==== Input material ====

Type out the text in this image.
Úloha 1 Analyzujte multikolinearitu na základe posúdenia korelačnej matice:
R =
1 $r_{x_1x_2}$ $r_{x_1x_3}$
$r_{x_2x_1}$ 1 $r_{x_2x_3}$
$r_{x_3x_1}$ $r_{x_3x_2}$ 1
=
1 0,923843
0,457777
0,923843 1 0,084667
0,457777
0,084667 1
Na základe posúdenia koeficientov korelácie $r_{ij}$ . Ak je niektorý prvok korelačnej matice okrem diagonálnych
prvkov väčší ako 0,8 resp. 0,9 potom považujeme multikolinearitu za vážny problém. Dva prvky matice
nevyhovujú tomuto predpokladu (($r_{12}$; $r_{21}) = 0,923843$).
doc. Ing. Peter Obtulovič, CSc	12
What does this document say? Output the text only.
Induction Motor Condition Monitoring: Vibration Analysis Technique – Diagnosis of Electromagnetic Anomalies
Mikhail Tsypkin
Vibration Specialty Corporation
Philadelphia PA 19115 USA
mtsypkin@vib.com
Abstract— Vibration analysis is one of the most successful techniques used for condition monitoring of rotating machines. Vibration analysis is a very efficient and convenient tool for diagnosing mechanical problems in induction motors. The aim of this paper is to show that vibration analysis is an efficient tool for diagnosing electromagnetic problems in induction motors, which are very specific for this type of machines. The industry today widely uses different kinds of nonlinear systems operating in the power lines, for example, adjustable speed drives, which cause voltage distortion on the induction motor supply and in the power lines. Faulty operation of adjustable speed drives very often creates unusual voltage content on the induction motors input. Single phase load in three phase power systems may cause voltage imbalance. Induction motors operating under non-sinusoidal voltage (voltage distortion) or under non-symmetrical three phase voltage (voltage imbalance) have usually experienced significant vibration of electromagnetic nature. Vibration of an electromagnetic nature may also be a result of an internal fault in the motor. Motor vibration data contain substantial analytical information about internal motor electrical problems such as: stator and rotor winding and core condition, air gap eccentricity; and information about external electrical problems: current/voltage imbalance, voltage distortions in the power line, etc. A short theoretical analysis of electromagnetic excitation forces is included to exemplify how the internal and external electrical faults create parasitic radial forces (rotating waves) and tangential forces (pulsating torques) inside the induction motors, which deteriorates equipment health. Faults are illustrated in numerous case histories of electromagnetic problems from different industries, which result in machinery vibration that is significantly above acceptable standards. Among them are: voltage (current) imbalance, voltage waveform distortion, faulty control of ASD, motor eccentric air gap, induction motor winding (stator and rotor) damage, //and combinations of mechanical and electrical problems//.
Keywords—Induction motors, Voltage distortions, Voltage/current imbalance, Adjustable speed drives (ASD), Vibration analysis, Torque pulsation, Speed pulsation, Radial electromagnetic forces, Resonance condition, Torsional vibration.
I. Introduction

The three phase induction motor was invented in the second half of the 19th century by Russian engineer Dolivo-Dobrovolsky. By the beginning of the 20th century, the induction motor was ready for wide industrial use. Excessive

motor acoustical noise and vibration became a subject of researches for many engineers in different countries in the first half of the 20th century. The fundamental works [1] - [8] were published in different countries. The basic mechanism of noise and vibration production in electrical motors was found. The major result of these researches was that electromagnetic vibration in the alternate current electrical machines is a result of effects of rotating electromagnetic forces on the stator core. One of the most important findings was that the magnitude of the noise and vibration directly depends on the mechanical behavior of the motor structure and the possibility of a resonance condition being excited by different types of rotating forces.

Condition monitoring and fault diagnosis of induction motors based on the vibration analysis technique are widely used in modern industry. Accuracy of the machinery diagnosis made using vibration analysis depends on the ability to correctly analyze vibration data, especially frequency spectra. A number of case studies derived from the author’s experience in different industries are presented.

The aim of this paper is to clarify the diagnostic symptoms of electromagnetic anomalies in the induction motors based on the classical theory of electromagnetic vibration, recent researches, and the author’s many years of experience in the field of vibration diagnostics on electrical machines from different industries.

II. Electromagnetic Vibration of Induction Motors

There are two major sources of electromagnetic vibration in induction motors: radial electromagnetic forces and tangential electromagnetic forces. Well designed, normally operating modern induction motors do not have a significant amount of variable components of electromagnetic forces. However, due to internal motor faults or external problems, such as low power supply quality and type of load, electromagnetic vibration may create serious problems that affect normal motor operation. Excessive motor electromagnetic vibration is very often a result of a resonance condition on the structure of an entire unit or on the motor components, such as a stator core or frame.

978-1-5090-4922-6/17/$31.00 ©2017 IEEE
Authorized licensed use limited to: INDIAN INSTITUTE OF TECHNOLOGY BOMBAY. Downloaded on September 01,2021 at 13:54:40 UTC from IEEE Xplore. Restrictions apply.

====

Task statement
In the entries above, count every line containing the word "Excessive". Write only the total.

Complete answer
2